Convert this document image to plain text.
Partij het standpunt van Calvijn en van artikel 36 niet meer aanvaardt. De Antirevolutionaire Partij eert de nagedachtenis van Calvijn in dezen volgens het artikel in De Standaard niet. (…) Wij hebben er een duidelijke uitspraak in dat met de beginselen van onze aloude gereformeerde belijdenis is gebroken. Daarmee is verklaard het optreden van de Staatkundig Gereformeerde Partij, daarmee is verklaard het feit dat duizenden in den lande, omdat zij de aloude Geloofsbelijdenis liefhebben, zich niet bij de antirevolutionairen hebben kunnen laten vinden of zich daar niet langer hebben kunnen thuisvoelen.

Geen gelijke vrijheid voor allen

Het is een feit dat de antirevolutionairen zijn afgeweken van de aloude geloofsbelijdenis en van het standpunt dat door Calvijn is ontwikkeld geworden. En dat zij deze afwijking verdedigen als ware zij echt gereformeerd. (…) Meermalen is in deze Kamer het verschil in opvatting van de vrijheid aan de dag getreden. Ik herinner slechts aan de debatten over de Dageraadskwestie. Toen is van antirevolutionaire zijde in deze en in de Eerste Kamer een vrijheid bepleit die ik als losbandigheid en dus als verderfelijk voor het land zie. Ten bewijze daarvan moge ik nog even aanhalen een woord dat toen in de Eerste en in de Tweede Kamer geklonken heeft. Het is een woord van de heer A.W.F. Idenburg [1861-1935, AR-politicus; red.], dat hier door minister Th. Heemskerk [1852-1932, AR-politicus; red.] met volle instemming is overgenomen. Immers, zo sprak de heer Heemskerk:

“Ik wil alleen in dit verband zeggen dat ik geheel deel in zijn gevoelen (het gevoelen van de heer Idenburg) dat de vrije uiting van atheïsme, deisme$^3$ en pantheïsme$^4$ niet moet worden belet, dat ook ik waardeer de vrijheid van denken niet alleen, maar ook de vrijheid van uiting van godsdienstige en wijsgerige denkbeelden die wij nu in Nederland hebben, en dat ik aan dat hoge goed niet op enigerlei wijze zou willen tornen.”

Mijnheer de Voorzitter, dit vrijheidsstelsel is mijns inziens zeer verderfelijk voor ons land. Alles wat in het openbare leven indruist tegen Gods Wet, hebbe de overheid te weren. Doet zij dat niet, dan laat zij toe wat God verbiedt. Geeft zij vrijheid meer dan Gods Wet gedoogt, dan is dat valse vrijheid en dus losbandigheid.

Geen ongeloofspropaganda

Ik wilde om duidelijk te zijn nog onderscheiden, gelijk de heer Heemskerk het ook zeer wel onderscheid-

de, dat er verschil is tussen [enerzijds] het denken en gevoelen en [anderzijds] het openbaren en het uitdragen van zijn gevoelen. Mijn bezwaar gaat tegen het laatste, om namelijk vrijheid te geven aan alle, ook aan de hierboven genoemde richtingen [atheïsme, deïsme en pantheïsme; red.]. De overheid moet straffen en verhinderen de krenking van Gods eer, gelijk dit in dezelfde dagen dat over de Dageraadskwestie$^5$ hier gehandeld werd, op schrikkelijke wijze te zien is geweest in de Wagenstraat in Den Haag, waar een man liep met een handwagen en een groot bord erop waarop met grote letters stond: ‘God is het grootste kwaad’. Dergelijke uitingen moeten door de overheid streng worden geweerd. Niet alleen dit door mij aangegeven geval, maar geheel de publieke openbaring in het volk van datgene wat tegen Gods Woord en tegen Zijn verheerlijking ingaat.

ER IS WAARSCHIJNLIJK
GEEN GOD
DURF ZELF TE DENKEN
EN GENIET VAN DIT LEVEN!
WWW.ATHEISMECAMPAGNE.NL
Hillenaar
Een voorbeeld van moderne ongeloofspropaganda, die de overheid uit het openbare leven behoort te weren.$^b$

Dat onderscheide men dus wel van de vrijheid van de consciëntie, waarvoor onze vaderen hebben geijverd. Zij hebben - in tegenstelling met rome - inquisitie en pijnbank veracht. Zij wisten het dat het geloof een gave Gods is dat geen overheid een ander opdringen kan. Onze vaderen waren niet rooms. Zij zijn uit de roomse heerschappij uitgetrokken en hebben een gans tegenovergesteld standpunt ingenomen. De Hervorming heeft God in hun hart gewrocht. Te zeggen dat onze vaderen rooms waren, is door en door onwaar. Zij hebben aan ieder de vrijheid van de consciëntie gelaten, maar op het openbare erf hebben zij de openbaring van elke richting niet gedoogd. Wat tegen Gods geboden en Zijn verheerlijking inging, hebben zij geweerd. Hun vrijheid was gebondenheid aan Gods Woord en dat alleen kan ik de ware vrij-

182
.....
### ASSIGNED TASK
The full set of entries should be copied out exactly as given.

### TASK RESPONSE
Convert this document image to plain text.
Partij het standpunt van Calvijn en van artikel 36 niet meer aanvaardt. De Antirevolutionaire Partij eert de nagedachtenis van Calvijn in dezen volgens het artikel in De Standaard niet. (…) Wij hebben er een duidelijke uitspraak in dat met de beginselen van onze aloude gereformeerde belijdenis is gebroken. Daarmee is verklaard het optreden van de Staatkundig Gereformeerde Partij, daarmee is verklaard het feit dat duizenden in den lande, omdat zij de aloude Geloofsbelijdenis liefhebben, zich niet bij de antirevolutionairen hebben kunnen laten vinden of zich daar niet langer hebben kunnen thuisvoelen.

Geen gelijke vrijheid voor allen

Het is een feit dat de antirevolutionairen zijn afgeweken van de aloude geloofsbelijdenis en van het standpunt dat door Calvijn is ontwikkeld geworden. En dat zij deze afwijking verdedigen als ware zij echt gereformeerd. (…) Meermalen is in deze Kamer het verschil in opvatting van de vrijheid aan de dag getreden. Ik herinner slechts aan de debatten over de Dageraadskwestie. Toen is van antirevolutionaire zijde in deze en in de Eerste Kamer een vrijheid bepleit die ik als losbandigheid en dus als verderfelijk voor het land zie. Ten bewijze daarvan moge ik nog even aanhalen een woord dat toen in de Eerste en in de Tweede Kamer geklonken heeft. Het is een woord van de heer A.W.F. Idenburg [1861-1935, AR-politicus; red.], dat hier door minister Th. Heemskerk [1852-1932, AR-politicus; red.] met volle instemming is overgenomen. Immers, zo sprak de heer Heemskerk:

“Ik wil alleen in dit verband zeggen dat ik geheel deel in zijn gevoelen (het gevoelen van de heer Idenburg) dat de vrije uiting van atheïsme, deisme$^3$ en pantheïsme$^4$ niet moet worden belet, dat ook ik waardeer de vrijheid van denken niet alleen, maar ook de vrijheid van uiting van godsdienstige en wijsgerige denkbeelden die wij nu in Nederland hebben, en dat ik aan dat hoge goed niet op enigerlei wijze zou willen tornen.”

Mijnheer de Voorzitter, dit vrijheidsstelsel is mijns inziens zeer verderfelijk voor ons land. Alles wat in het openbare leven indruist tegen Gods Wet, hebbe de overheid te weren. Doet zij dat niet, dan laat zij toe wat God verbiedt. Geeft zij vrijheid meer dan Gods Wet gedoogt, dan is dat valse vrijheid en dus losbandigheid.

Geen ongeloofspropaganda

Ik wilde om duidelijk te zijn nog onderscheiden, gelijk de heer Heemskerk het ook zeer wel onderscheid-

de, dat er verschil is tussen [enerzijds] het denken en gevoelen en [anderzijds] het openbaren en het uitdragen van zijn gevoelen. Mijn bezwaar gaat tegen het laatste, om namelijk vrijheid te geven aan alle, ook aan de hierboven genoemde richtingen [atheïsme, deïsme en pantheïsme; red.]. De overheid moet straffen en verhinderen de krenking van Gods eer, gelijk dit in dezelfde dagen dat over de Dageraadskwestie$^5$ hier gehandeld werd, op schrikkelijke wijze te zien is geweest in de Wagenstraat in Den Haag, waar een man liep met een handwagen en een groot bord erop waarop met grote letters stond: ‘God is het grootste kwaad’. Dergelijke uitingen moeten door de overheid streng worden geweerd. Niet alleen dit door mij aangegeven geval, maar geheel de publieke openbaring in het volk van datgene wat tegen Gods Woord en tegen Zijn verheerlijking ingaat.

ER IS WAARSCHIJNLIJK
GEEN GOD
DURF ZELF TE DENKEN
EN GENIET VAN DIT LEVEN!
WWW.ATHEISMECAMPAGNE.NL
Hillenaar
Een voorbeeld van moderne ongeloofspropaganda, die de overheid uit het openbare leven behoort te weren.$^b$

Dat onderscheide men dus wel van de vrijheid van de consciëntie, waarvoor onze vaderen hebben geijverd. Zij hebben - in tegenstelling met rome - inquisitie en pijnbank veracht. Zij wisten het dat het geloof een gave Gods is dat geen overheid een ander opdringen kan. Onze vaderen waren niet rooms. Zij zijn uit de roomse heerschappij uitgetrokken en hebben een gans tegenovergesteld standpunt ingenomen. De Hervorming heeft God in hun hart gewrocht. Te zeggen dat onze vaderen rooms waren, is door en door onwaar. Zij hebben aan ieder de vrijheid van de consciëntie gelaten, maar op het openbare erf hebben zij de openbaring van elke richting niet gedoogd. Wat tegen Gods geboden en Zijn verheerlijking inging, hebben zij geweerd. Hun vrijheid was gebondenheid aan Gods Woord en dat alleen kan ik de ware vrij-

182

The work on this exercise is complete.